::: MATERIAL

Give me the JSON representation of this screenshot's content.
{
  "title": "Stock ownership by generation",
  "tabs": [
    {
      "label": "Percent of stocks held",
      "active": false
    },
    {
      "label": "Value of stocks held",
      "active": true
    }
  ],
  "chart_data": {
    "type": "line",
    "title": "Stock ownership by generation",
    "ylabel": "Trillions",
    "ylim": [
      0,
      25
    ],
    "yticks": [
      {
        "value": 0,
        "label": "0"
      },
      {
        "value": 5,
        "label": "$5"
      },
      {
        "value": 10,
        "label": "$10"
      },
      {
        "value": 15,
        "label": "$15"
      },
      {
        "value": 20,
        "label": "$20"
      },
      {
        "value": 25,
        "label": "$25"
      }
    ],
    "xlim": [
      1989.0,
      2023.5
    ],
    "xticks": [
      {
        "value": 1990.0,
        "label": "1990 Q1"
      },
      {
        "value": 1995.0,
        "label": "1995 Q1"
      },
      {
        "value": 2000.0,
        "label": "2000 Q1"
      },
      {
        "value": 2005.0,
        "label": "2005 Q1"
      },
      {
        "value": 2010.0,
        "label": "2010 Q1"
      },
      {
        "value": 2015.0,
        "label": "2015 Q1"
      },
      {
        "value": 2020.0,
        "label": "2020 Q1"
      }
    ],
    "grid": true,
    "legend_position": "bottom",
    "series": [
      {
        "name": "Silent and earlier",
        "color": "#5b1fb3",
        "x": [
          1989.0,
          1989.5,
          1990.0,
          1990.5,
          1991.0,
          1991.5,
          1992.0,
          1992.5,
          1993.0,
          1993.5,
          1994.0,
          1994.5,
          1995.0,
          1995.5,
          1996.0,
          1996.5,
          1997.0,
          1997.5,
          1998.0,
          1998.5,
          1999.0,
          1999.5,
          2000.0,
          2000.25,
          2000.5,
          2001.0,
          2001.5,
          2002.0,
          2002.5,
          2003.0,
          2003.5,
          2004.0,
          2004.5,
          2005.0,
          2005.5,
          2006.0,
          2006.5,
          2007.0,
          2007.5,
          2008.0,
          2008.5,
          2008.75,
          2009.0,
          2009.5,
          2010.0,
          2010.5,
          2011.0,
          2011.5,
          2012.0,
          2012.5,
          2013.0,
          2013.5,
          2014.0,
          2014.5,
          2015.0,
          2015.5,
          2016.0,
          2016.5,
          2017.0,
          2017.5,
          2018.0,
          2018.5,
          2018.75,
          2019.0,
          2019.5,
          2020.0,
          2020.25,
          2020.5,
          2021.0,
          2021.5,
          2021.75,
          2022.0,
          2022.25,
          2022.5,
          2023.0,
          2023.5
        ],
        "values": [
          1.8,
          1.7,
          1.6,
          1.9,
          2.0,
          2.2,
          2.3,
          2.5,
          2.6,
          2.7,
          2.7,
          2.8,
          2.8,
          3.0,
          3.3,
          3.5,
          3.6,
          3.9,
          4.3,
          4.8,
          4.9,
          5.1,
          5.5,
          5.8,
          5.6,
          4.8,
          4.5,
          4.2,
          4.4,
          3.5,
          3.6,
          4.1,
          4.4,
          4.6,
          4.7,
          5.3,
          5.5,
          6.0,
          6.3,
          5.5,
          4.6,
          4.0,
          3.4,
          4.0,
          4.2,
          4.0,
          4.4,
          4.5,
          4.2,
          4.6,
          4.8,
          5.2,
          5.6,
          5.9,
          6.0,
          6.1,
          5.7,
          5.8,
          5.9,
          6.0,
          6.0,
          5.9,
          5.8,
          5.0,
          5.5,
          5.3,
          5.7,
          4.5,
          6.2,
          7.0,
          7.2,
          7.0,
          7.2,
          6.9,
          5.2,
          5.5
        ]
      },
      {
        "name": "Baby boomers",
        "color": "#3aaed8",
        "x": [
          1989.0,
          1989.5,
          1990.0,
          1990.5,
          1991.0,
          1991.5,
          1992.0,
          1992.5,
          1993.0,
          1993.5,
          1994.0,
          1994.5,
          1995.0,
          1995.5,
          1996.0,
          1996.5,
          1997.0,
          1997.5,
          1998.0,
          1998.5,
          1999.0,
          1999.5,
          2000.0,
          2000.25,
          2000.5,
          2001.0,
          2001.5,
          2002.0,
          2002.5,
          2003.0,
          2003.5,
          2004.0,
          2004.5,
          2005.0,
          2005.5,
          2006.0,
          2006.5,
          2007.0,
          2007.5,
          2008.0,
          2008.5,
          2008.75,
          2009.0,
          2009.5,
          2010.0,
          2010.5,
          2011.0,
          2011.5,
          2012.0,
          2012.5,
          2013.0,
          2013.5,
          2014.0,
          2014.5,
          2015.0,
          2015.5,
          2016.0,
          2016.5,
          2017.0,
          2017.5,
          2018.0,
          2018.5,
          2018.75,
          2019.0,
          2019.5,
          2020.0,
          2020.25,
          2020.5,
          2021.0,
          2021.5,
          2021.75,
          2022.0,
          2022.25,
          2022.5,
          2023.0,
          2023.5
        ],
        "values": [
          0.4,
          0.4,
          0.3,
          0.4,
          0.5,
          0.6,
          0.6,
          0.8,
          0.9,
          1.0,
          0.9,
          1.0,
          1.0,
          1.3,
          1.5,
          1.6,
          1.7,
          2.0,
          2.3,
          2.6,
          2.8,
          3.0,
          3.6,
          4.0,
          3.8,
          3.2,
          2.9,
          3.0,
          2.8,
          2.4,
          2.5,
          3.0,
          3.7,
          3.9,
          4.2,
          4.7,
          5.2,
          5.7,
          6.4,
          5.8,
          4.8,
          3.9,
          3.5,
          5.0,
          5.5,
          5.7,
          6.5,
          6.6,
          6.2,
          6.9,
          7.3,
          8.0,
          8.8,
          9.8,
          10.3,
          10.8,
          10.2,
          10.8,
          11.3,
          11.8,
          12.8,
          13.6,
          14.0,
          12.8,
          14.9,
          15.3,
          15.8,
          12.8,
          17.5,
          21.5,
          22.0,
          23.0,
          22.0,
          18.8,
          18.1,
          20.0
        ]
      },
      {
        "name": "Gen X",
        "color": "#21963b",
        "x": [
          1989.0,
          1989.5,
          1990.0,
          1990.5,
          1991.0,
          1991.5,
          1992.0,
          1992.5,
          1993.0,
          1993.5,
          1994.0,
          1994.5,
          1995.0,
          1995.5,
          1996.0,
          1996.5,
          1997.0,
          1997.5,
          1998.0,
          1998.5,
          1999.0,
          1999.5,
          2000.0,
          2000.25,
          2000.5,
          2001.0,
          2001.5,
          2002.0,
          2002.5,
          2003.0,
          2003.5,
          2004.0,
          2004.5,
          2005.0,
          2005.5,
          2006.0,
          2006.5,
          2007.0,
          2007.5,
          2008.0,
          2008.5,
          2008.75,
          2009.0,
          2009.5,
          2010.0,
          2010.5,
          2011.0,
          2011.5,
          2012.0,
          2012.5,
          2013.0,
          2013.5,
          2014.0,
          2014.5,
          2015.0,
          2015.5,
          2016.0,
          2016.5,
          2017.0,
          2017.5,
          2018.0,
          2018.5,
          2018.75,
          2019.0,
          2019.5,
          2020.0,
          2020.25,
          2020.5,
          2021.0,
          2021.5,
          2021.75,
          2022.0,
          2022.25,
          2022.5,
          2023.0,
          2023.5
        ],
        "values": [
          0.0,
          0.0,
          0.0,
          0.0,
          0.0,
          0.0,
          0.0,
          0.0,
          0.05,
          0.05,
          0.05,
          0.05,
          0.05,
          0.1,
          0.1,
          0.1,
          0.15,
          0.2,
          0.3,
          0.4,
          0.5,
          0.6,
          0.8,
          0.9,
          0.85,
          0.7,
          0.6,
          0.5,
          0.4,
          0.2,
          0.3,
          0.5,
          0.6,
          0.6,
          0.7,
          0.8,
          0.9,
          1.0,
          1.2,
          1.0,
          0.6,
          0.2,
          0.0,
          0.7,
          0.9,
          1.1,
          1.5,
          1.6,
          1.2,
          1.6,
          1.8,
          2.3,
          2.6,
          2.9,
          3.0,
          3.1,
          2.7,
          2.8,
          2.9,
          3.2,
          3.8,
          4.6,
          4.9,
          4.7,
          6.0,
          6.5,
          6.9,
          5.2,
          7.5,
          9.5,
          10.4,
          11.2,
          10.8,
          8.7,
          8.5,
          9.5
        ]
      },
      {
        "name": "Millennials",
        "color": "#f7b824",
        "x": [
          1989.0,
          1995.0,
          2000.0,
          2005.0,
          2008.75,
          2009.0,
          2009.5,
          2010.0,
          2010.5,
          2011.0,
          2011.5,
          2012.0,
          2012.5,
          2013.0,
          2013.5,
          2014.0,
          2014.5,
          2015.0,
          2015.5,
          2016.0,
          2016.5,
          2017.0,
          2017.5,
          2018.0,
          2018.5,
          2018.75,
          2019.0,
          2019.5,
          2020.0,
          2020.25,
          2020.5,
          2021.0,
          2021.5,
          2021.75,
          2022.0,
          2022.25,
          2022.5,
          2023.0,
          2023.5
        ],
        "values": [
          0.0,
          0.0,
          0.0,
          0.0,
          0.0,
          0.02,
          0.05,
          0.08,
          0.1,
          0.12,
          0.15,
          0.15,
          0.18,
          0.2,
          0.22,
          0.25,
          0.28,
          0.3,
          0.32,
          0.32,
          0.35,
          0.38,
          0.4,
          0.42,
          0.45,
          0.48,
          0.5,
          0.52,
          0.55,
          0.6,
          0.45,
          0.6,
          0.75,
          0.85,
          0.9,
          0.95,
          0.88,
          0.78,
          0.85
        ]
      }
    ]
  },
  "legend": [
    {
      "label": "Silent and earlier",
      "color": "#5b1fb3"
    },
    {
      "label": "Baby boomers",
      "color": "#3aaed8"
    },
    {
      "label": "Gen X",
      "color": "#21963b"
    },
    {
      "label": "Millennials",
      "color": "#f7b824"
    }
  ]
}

::::::
::: MATERIAL

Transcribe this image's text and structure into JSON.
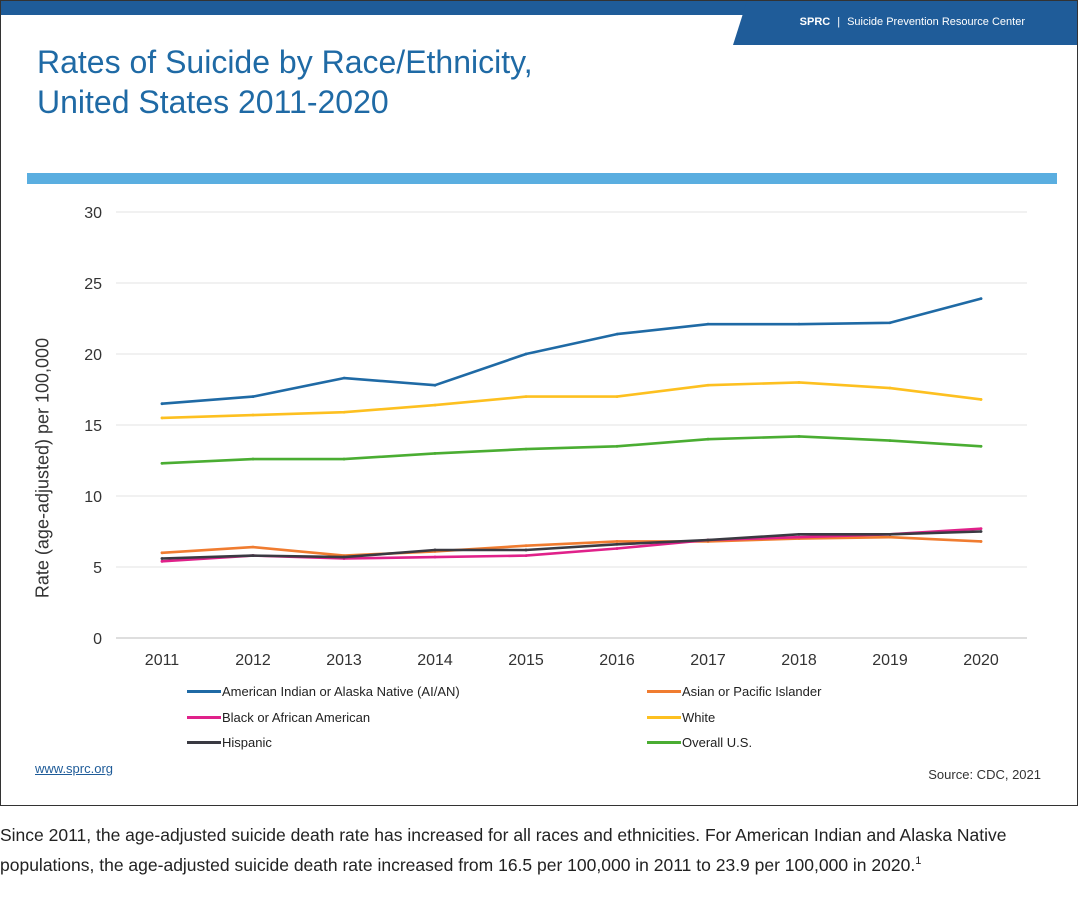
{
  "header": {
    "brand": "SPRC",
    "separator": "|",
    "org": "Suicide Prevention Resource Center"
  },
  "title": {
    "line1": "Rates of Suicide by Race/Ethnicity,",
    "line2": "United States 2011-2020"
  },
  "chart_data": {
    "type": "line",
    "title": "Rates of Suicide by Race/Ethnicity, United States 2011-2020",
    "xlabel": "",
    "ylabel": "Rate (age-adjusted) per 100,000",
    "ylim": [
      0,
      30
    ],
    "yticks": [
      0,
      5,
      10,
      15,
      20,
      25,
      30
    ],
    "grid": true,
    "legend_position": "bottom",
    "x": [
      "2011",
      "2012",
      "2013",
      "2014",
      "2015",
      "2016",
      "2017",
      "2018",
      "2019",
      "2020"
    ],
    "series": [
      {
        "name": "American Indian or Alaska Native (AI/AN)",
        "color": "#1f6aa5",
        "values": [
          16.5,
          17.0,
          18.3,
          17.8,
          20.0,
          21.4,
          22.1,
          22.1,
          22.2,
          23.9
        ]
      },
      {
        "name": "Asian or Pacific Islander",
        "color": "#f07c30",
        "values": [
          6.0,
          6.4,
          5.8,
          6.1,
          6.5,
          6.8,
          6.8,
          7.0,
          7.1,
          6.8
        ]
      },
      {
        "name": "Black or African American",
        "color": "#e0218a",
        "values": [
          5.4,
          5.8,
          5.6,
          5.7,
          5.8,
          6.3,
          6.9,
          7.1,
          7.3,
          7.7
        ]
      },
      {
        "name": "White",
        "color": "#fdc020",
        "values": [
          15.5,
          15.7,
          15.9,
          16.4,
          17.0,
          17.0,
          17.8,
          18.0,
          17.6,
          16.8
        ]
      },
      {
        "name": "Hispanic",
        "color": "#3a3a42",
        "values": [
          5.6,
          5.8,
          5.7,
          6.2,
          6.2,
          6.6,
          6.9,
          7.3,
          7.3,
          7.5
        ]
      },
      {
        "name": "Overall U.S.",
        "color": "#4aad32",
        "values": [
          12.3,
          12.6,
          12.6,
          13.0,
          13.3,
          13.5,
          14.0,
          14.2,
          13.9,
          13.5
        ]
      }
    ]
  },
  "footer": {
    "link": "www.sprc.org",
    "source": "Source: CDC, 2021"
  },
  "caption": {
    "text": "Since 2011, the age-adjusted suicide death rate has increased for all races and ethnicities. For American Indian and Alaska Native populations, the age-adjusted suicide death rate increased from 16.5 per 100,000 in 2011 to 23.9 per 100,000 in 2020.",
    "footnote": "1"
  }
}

::::::

> [GIVEN TASK]: All lines that include "earlier" are to be gathered and copied.

> [TASK OUTPUT]:
        "name": "Silent and earlier",
      "label": "Silent and earlier",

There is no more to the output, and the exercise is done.